AIM: Work through the data line by line, gathering every line that has the word "rmdir".
════════
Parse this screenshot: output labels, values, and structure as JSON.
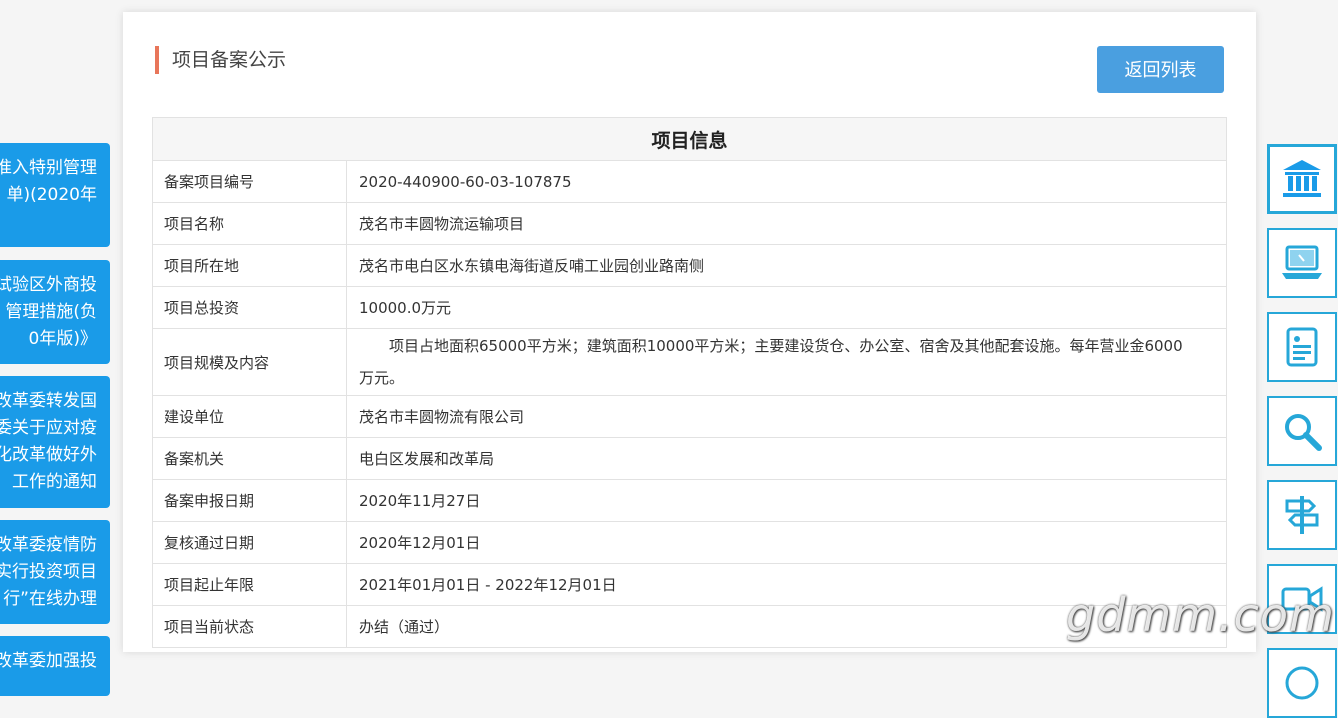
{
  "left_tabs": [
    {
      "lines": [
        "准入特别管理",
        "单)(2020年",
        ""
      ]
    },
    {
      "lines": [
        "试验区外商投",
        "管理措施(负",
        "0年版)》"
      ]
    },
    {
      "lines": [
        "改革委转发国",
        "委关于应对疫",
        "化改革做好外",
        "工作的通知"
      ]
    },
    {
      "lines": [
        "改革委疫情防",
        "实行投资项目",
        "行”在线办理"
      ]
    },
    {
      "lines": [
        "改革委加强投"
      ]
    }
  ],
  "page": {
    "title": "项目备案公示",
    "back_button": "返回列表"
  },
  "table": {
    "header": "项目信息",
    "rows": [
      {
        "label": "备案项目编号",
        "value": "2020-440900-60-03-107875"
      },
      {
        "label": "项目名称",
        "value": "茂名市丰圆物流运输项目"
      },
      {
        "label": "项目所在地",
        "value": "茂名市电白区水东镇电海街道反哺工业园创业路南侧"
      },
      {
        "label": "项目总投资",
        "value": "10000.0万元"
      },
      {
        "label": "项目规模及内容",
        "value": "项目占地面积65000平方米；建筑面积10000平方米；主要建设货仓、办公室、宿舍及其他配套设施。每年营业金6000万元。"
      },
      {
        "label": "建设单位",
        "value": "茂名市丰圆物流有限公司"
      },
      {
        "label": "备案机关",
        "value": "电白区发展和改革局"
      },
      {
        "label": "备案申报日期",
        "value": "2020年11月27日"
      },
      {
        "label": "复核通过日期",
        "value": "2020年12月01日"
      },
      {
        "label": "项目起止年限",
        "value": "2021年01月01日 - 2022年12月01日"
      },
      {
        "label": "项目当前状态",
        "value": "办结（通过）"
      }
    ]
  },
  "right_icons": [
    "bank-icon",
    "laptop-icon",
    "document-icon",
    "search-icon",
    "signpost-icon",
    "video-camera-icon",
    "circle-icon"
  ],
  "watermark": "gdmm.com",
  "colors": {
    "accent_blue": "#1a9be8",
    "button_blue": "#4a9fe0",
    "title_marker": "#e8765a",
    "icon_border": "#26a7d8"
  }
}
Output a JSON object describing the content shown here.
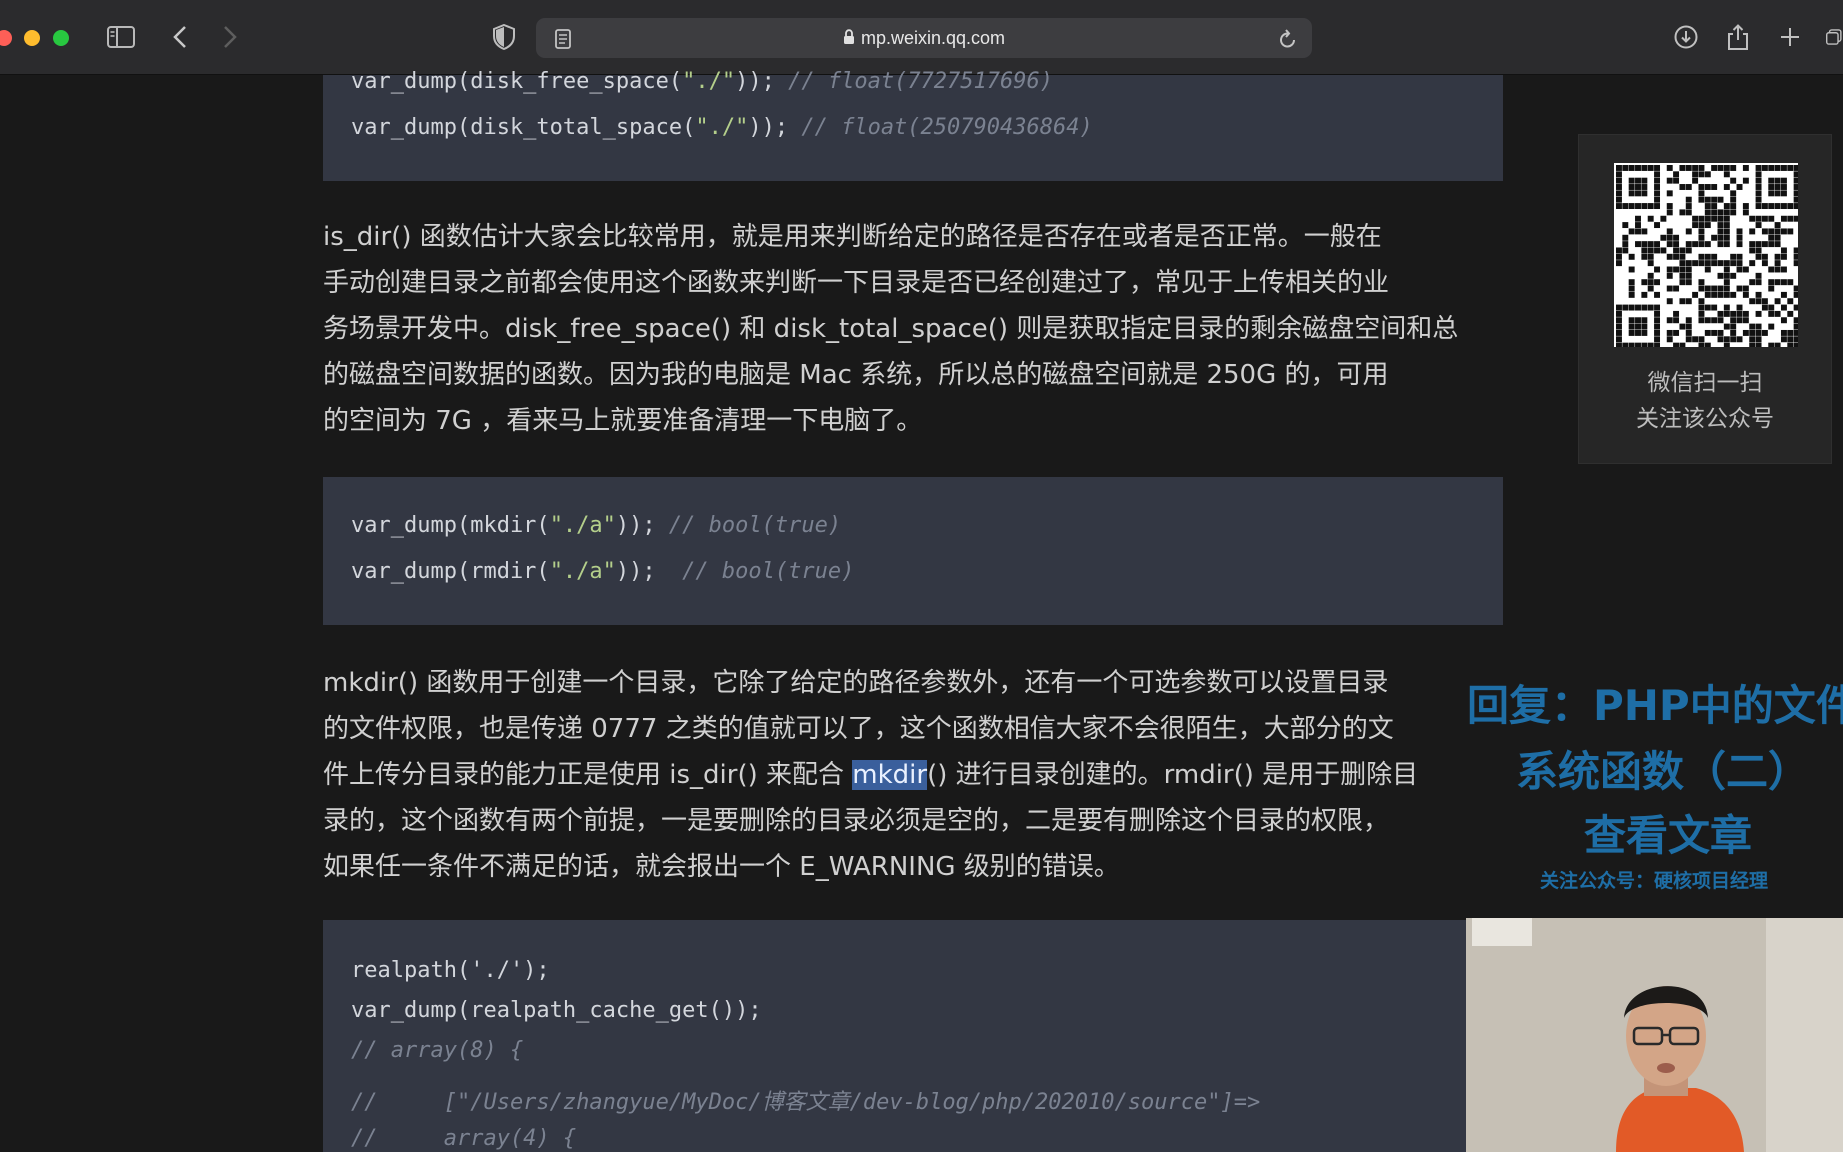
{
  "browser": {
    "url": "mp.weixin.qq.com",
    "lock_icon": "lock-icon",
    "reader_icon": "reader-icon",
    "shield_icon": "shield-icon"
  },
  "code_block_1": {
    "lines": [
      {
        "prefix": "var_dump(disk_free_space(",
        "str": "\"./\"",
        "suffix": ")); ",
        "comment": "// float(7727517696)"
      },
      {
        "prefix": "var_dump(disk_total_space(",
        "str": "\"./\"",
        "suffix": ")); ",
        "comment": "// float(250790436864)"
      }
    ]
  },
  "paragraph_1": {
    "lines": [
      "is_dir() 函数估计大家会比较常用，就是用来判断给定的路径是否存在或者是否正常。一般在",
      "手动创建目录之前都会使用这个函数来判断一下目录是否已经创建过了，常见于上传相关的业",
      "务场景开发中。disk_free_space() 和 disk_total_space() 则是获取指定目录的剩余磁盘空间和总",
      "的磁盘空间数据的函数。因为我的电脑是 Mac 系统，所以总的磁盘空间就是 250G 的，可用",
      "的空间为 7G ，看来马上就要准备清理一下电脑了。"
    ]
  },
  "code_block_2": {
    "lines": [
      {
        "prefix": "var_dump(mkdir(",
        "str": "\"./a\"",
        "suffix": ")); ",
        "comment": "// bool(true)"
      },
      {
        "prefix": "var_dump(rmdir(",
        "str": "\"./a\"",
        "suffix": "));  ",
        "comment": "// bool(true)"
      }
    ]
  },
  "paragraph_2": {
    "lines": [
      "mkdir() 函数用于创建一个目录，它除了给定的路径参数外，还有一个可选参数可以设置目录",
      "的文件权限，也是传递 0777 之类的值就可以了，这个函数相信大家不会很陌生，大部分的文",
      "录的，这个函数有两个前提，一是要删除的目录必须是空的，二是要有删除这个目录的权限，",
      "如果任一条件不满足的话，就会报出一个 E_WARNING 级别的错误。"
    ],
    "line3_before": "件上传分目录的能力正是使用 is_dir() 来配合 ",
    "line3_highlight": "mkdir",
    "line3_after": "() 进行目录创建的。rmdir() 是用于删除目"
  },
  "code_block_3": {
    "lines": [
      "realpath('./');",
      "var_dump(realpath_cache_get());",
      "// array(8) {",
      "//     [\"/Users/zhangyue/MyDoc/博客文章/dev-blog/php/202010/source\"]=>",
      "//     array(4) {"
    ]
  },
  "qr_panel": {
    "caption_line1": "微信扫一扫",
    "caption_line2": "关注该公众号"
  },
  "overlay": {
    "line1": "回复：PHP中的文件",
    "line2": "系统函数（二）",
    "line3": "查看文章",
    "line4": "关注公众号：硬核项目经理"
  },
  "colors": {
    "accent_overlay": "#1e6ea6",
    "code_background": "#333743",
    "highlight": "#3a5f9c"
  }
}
════════
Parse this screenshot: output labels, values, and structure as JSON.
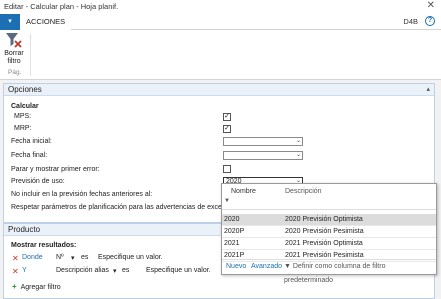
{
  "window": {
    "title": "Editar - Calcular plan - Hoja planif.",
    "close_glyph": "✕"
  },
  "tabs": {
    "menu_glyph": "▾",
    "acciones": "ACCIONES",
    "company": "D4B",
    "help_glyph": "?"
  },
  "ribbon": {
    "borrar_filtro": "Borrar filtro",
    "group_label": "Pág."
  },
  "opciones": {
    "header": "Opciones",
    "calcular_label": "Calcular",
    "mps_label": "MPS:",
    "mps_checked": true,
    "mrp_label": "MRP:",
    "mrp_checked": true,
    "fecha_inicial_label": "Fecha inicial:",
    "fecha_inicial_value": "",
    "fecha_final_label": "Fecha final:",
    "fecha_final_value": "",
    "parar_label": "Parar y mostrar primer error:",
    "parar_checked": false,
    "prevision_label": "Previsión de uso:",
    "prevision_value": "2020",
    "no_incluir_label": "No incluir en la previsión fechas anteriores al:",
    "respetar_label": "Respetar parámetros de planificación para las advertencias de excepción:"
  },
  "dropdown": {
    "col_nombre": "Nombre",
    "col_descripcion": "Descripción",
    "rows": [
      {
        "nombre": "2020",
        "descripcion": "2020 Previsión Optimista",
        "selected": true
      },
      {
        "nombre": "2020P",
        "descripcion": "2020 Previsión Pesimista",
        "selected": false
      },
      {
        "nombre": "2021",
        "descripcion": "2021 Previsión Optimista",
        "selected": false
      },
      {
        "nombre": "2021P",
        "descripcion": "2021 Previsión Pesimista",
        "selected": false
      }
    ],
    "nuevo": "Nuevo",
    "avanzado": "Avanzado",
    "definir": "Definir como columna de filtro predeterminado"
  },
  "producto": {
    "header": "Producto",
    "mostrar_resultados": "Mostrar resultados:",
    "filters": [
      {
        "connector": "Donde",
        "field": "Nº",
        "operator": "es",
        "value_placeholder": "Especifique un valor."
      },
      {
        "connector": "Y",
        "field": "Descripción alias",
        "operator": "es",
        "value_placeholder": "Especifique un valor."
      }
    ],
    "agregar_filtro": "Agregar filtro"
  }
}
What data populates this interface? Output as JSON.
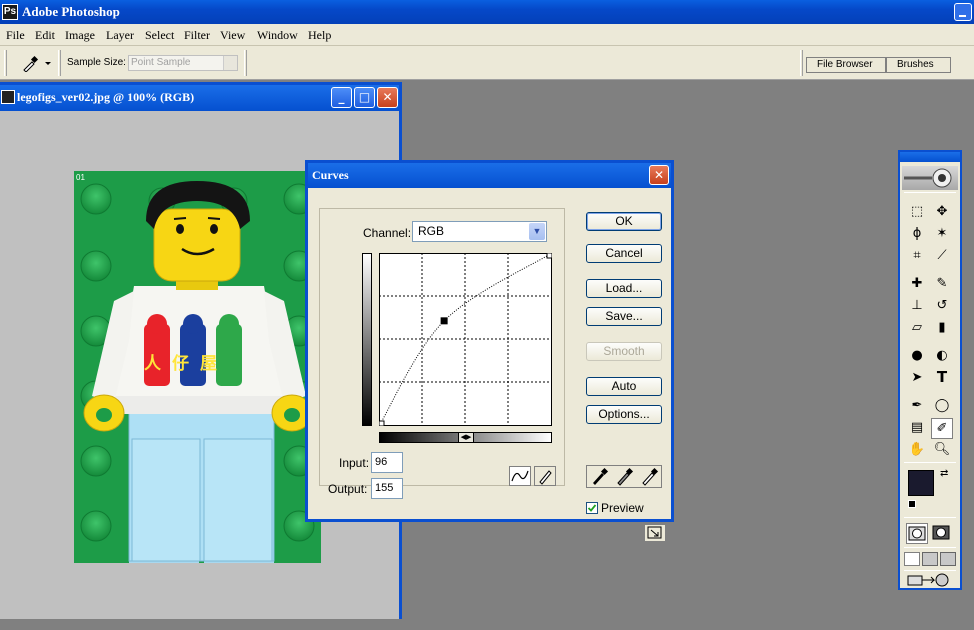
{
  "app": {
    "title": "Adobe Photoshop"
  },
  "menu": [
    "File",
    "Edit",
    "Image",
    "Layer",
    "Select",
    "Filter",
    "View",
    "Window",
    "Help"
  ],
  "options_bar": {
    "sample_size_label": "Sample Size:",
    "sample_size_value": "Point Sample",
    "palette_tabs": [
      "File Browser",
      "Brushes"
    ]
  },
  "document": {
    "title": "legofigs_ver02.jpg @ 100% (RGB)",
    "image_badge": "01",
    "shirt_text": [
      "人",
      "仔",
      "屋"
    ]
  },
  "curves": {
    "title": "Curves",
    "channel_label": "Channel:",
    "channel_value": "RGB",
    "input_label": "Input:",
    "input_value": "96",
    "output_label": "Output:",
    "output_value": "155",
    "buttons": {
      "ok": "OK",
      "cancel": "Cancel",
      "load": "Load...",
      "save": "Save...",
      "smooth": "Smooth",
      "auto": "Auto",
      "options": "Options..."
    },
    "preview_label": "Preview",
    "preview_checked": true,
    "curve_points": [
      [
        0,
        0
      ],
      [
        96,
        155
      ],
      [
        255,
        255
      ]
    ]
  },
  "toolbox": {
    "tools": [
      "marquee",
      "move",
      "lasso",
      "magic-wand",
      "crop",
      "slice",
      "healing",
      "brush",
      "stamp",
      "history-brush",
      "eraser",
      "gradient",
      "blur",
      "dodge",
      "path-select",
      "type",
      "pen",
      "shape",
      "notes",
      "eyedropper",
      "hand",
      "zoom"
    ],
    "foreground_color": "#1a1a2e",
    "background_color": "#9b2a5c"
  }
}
════════
RESULT OF THIS TASK:
        "prefix": "var_dump(rmdir(",
    "line3_after": "() 进行目录创建的。rmdir() 是用于删除目"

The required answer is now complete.